From the entries below, copy every line that holds the word "Shift".

^^^^^^^^

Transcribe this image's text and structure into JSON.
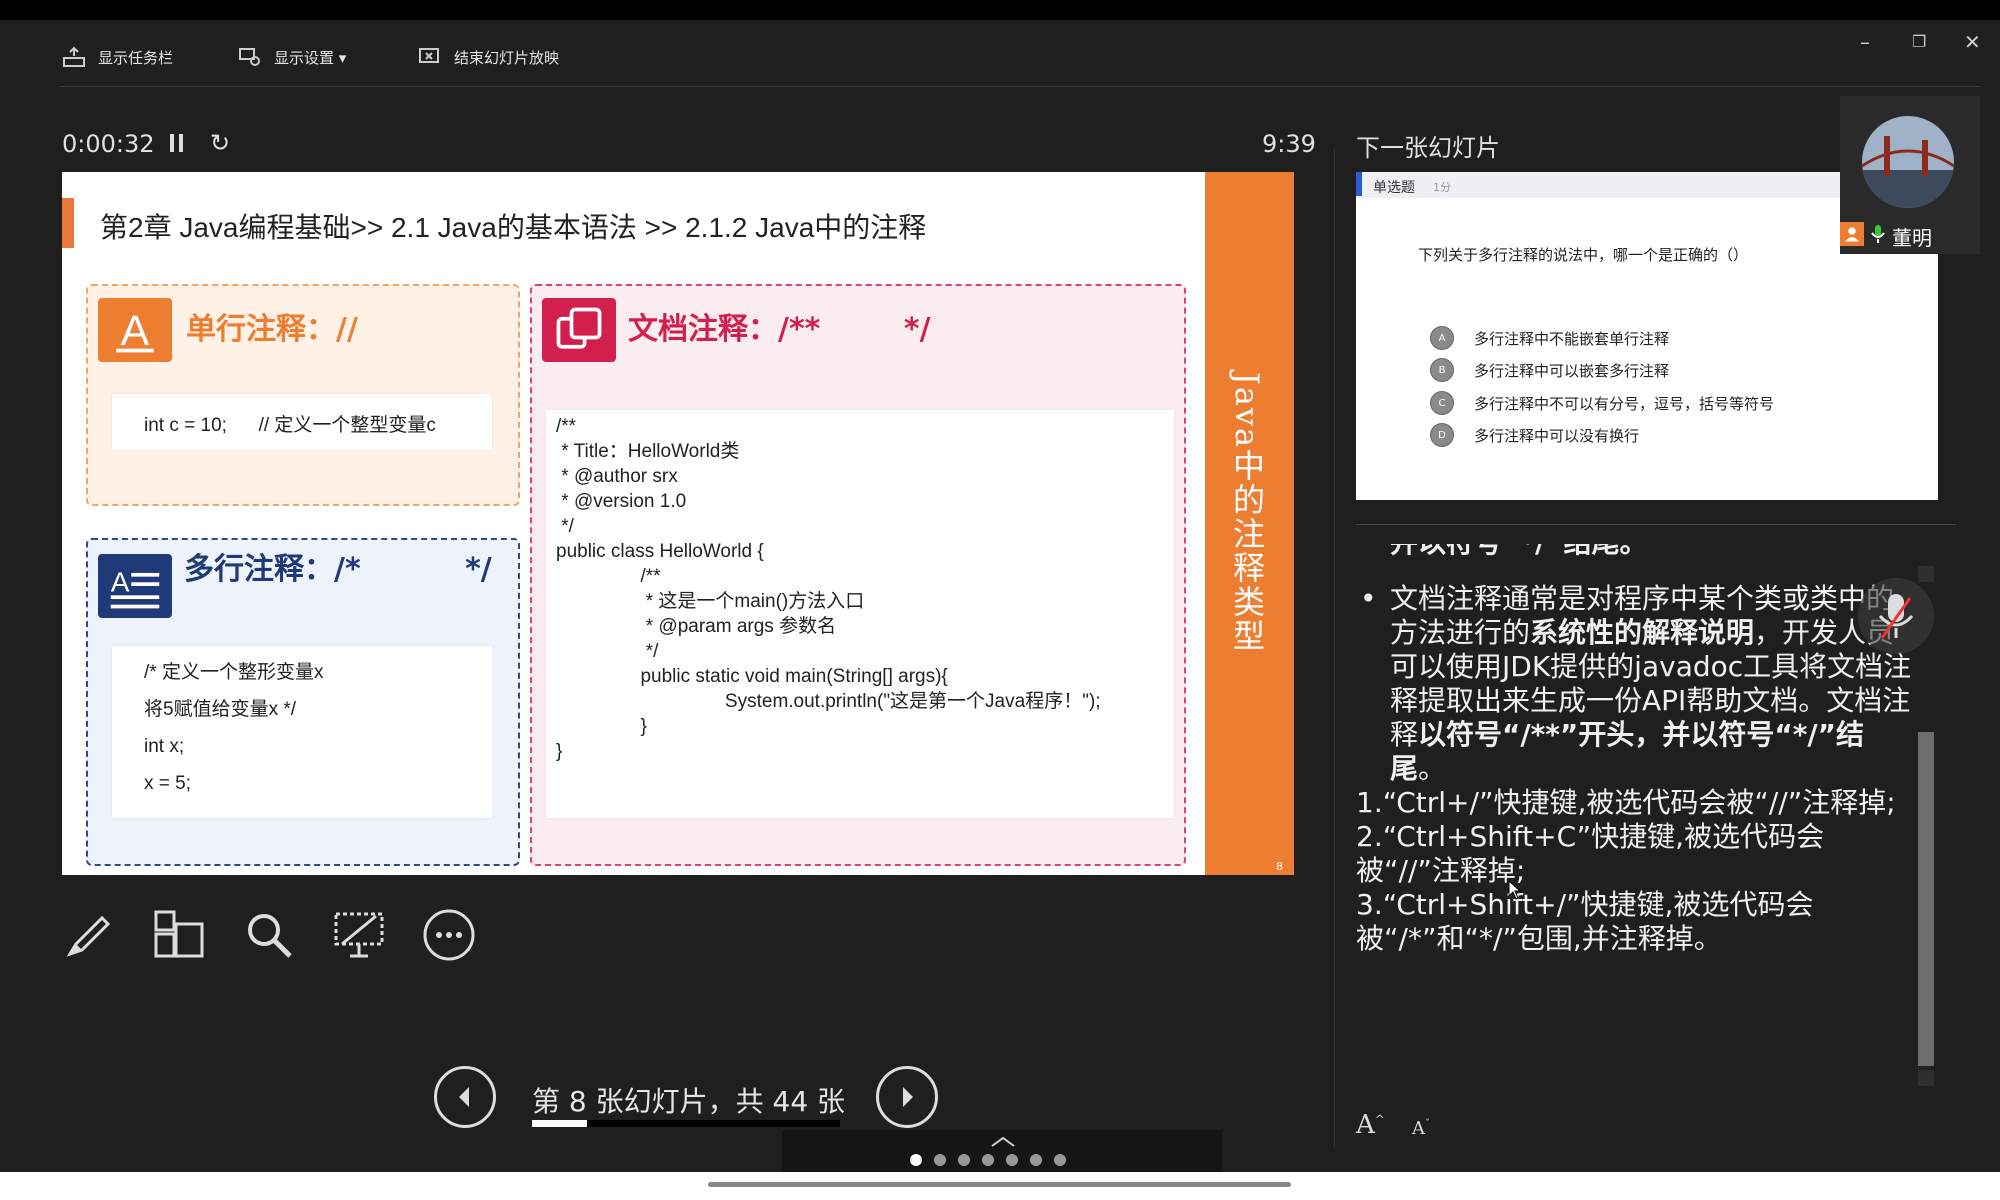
{
  "toolbar": {
    "show_taskbar": "显示任务栏",
    "display_settings": "显示设置 ▾",
    "end_slideshow": "结束幻灯片放映",
    "minimize": "–",
    "restore": "❐",
    "close": "✕"
  },
  "presenter": {
    "elapsed": "0:00:32",
    "clock": "9:39",
    "refresh_glyph": "↻"
  },
  "slide": {
    "title": "第2章 Java编程基础>> 2.1 Java的基本语法 >> 2.1.2 Java中的注释",
    "side_text": "Java中的注释类型",
    "number": "8",
    "single_line": {
      "heading": "单行注释：//",
      "code": "int c = 10;      // 定义一个整型变量c"
    },
    "multi_line": {
      "heading": "多行注释：/*          */",
      "code": [
        "/* 定义一个整形变量x",
        "将5赋值给变量x */",
        "int x;",
        "x = 5;"
      ]
    },
    "doc": {
      "heading": "文档注释：/**        */",
      "code": [
        "/**",
        " * Title：HelloWorld类",
        " * @author srx",
        " * @version 1.0",
        " */",
        "public class HelloWorld {",
        "                /**",
        "                 * 这是一个main()方法入口",
        "                 * @param args 参数名",
        "                 */",
        "                public static void main(String[] args){",
        "                                System.out.println(\"这是第一个Java程序！\");",
        "                }",
        "}"
      ]
    }
  },
  "navigation": {
    "slide_counter": "第 8 张幻灯片，共 44 张",
    "progress": 0.18
  },
  "next_slide": {
    "label": "下一张幻灯片",
    "question_type": "单选题",
    "score": "1分",
    "question": "下列关于多行注释的说法中，哪一个是正确的（）",
    "options": [
      {
        "letter": "A",
        "text": "多行注释中不能嵌套单行注释"
      },
      {
        "letter": "B",
        "text": "多行注释中可以嵌套多行注释"
      },
      {
        "letter": "C",
        "text": "多行注释中不可以有分号，逗号，括号等符号"
      },
      {
        "letter": "D",
        "text": "多行注释中可以没有换行"
      }
    ]
  },
  "notes": {
    "cut_line": "并以符号“*/”结尾。",
    "bullet_pre": "文档注释通常是对程序中某个类或类中的方法进行的",
    "bullet_bold1": "系统性的解释说明",
    "bullet_mid": "，开发人员可以使用JDK提供的javadoc工具将文档注释提取出来生成一份API帮助文档。文档注释",
    "bullet_bold2": "以符号“/**”开头，并以符号“*/”结尾",
    "bullet_end": "。",
    "line1": "1.“Ctrl+/”快捷键,被选代码会被“//”注释掉;",
    "line2": "2.“Ctrl+Shift+C”快捷键,被选代码会被“//”注释掉;",
    "line3": "3.“Ctrl+Shift+/”快捷键,被选代码会被“/*”和“*/”包围,并注释掉。"
  },
  "font_controls": {
    "increase": "A",
    "decrease": "A"
  },
  "webcam": {
    "name": "董明"
  },
  "colors": {
    "orange": "#ed7d31",
    "navy": "#1f3a78",
    "crimson": "#d21f4e"
  }
}
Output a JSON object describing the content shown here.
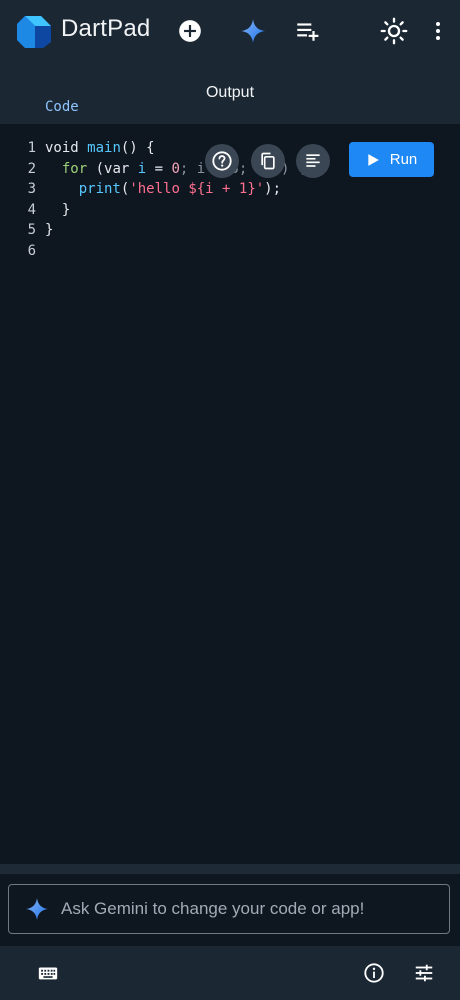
{
  "header": {
    "title": "DartPad",
    "icons": [
      "dart-logo",
      "add-circle-icon",
      "gemini-sparkle-icon",
      "playlist-add-icon",
      "brightness-icon",
      "more-vertical-icon"
    ]
  },
  "tabs": [
    {
      "label": "Code",
      "active": true
    },
    {
      "label": "Output",
      "active": false
    }
  ],
  "editor": {
    "line_numbers": [
      "1",
      "2",
      "3",
      "4",
      "5",
      "6"
    ],
    "lines": {
      "l1_kw": "void",
      "l1_fn": "main",
      "l1_rest": "() {",
      "l2_indent": "  ",
      "l2_for": "for",
      "l2_paren": " (var ",
      "l2_i": "i",
      "l2_eq": " = ",
      "l2_zero": "0",
      "l2_tail": "; i < 5; i++) {",
      "l3_indent": "    ",
      "l3_print": "print",
      "l3_paren": "(",
      "l3_str": "'hello ${i + 1}'",
      "l3_end": ");",
      "l4": "  }",
      "l5": "}"
    },
    "run_label": "Run",
    "tool_icons": [
      "help-icon",
      "copy-icon",
      "format-icon"
    ]
  },
  "gemini": {
    "placeholder": "Ask Gemini to change your code or app!"
  },
  "bottom_bar": {
    "icons": [
      "keyboard-icon",
      "info-icon",
      "tune-icon"
    ]
  },
  "colors": {
    "background": "#0e1620",
    "header": "#1b2733",
    "accent": "#8fc3ff",
    "run_button": "#1e88f5"
  }
}
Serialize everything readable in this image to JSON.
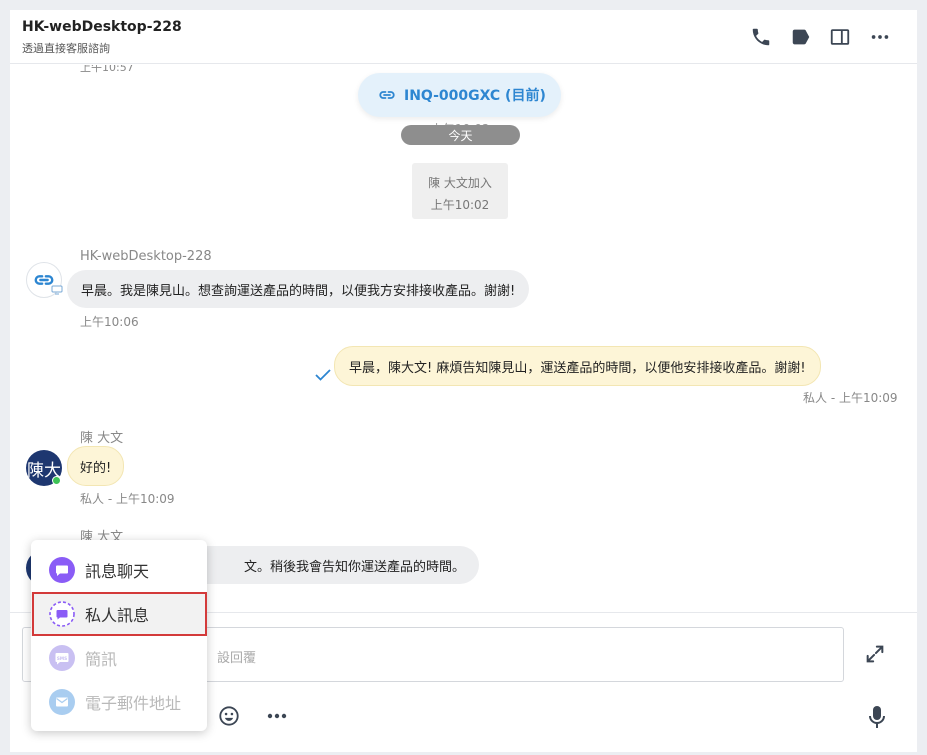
{
  "header": {
    "title": "HK-webDesktop-228",
    "subtitle": "透過直接客服諮詢"
  },
  "messages": {
    "cut_time": "上午10:57",
    "inquiry_chip": "INQ-000GXC (目前)",
    "date_ghost": "上午10:02",
    "date_pill": "今天",
    "system": {
      "line1": "陳 大文加入",
      "line2": "上午10:02"
    },
    "m1": {
      "sender": "HK-webDesktop-228",
      "text": "早晨。我是陳見山。想查詢運送產品的時間，以便我方安排接收產品。謝謝!",
      "time": "上午10:06"
    },
    "m2": {
      "text": "早晨，陳大文! 麻煩告知陳見山，運送產品的時間，以便他安排接收產品。謝謝!",
      "meta": "私人 - 上午10:09"
    },
    "m3": {
      "sender": "陳 大文",
      "avatar_text": "陳大",
      "text": "好的!",
      "meta": "私人 - 上午10:09"
    },
    "m4": {
      "sender": "陳 大文",
      "text": "文。稍後我會告知你運送產品的時間。"
    }
  },
  "composer": {
    "placeholder_visible": "設回覆"
  },
  "menu": {
    "items": [
      {
        "label": "訊息聊天",
        "icon": "chat-icon",
        "state": "normal"
      },
      {
        "label": "私人訊息",
        "icon": "private-message-icon",
        "state": "selected"
      },
      {
        "label": "簡訊",
        "icon": "sms-icon",
        "state": "disabled"
      },
      {
        "label": "電子郵件地址",
        "icon": "email-icon",
        "state": "disabled"
      }
    ]
  },
  "colors": {
    "accent_blue": "#2d86d1",
    "purple": "#8a5cf6",
    "highlight_red": "#d33a3a",
    "agent_bubble": "#fdf5d7",
    "customer_bubble": "#edeef0"
  }
}
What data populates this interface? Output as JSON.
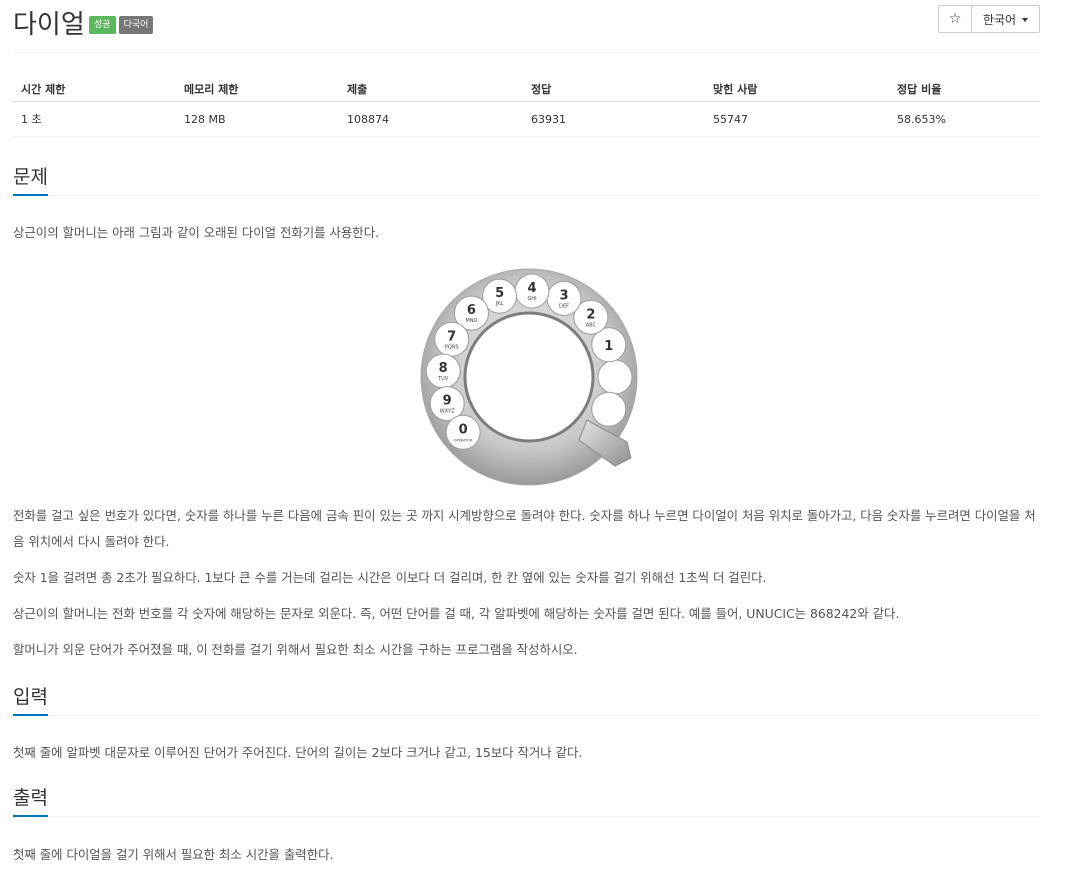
{
  "header": {
    "title": "다이얼",
    "badges": [
      "성공",
      "다국어"
    ],
    "star_icon": "☆",
    "language": "한국어"
  },
  "info_table": {
    "headers": [
      "시간 제한",
      "메모리 제한",
      "제출",
      "정답",
      "맞힌 사람",
      "정답 비율"
    ],
    "values": [
      "1 초",
      "128 MB",
      "108874",
      "63931",
      "55747",
      "58.653%"
    ]
  },
  "problem": {
    "heading": "문제",
    "intro": "상근이의 할머니는 아래 그림과 같이 오래된 다이얼 전화기를 사용한다.",
    "paragraphs": [
      "전화를 걸고 싶은 번호가 있다면, 숫자를 하나를 누른 다음에 금속 핀이 있는 곳 까지 시계방향으로 돌려야 한다. 숫자를 하나 누르면 다이얼이 처음 위치로 돌아가고, 다음 숫자를 누르려면 다이얼을 처음 위치에서 다시 돌려야 한다.",
      "숫자 1을 걸려면 총 2초가 필요하다. 1보다 큰 수를 거는데 걸리는 시간은 이보다 더 걸리며, 한 칸 옆에 있는 숫자를 걸기 위해선 1초씩 더 걸린다.",
      "상근이의 할머니는 전화 번호를 각 숫자에 해당하는 문자로 외운다. 즉, 어떤 단어를 걸 때, 각 알파벳에 해당하는 숫자를 걸면 된다. 예를 들어, UNUCIC는 868242와 같다.",
      "할머니가 외운 단어가 주어졌을 때, 이 전화를 걸기 위해서 필요한 최소 시간을 구하는 프로그램을 작성하시오."
    ]
  },
  "dial": {
    "keys": [
      {
        "digit": "1",
        "letters": ""
      },
      {
        "digit": "2",
        "letters": "ABC"
      },
      {
        "digit": "3",
        "letters": "DEF"
      },
      {
        "digit": "4",
        "letters": "GHI"
      },
      {
        "digit": "5",
        "letters": "JKL"
      },
      {
        "digit": "6",
        "letters": "MNO"
      },
      {
        "digit": "7",
        "letters": "PQRS"
      },
      {
        "digit": "8",
        "letters": "TUV"
      },
      {
        "digit": "9",
        "letters": "WXYZ"
      },
      {
        "digit": "0",
        "letters": "OPERATOR"
      }
    ]
  },
  "input": {
    "heading": "입력",
    "text": "첫째 줄에 알파벳 대문자로 이루어진 단어가 주어진다. 단어의 길이는 2보다 크거나 같고, 15보다 작거나 같다."
  },
  "output": {
    "heading": "출력",
    "text": "첫째 줄에 다이얼을 걸기 위해서 필요한 최소 시간을 출력한다."
  }
}
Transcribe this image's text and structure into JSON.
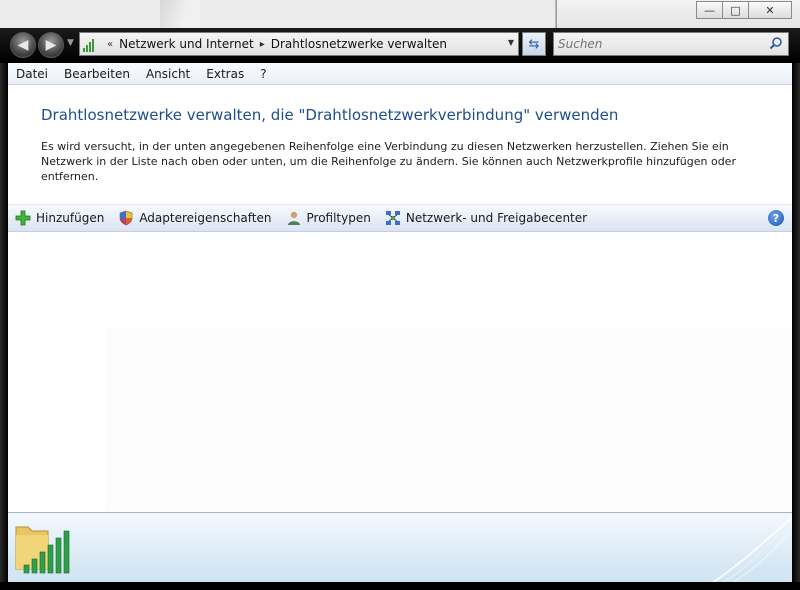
{
  "window": {
    "caption": {
      "minimize": "—",
      "maximize": "□",
      "close": "✕"
    }
  },
  "navigation": {
    "back_icon": "back-arrow-icon",
    "forward_icon": "forward-arrow-icon",
    "breadcrumb_prefix": "«",
    "breadcrumb": [
      "Netzwerk und Internet",
      "Drahtlosnetzwerke verwalten"
    ],
    "separator": "▸",
    "search_placeholder": "Suchen"
  },
  "menu": [
    "Datei",
    "Bearbeiten",
    "Ansicht",
    "Extras",
    "?"
  ],
  "main": {
    "heading": "Drahtlosnetzwerke verwalten, die \"Drahtlosnetzwerkverbindung\" verwenden",
    "description": "Es wird versucht, in der unten angegebenen Reihenfolge eine Verbindung zu diesen Netzwerken herzustellen. Ziehen Sie ein Netzwerk in der Liste nach oben oder unten, um die Reihenfolge zu ändern. Sie können auch Netzwerkprofile hinzufügen oder entfernen."
  },
  "commands": [
    {
      "label": "Hinzufügen",
      "icon": "plus-icon"
    },
    {
      "label": "Adaptereigenschaften",
      "icon": "shield-icon"
    },
    {
      "label": "Profiltypen",
      "icon": "user-icon"
    },
    {
      "label": "Netzwerk- und Freigabecenter",
      "icon": "network-icon"
    }
  ],
  "colors": {
    "heading": "#1e4e8c",
    "accent_green": "#3a9a3a"
  }
}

^^^^^^^^

# Solution for this problem
    "line2": "2.“Ctrl+Shift+C”快捷键,被选代码会被“//”注释掉;",
    "line3": "3.“Ctrl+Shift+/”快捷键,被选代码会被“/*”和“*/”包围,并注释掉。"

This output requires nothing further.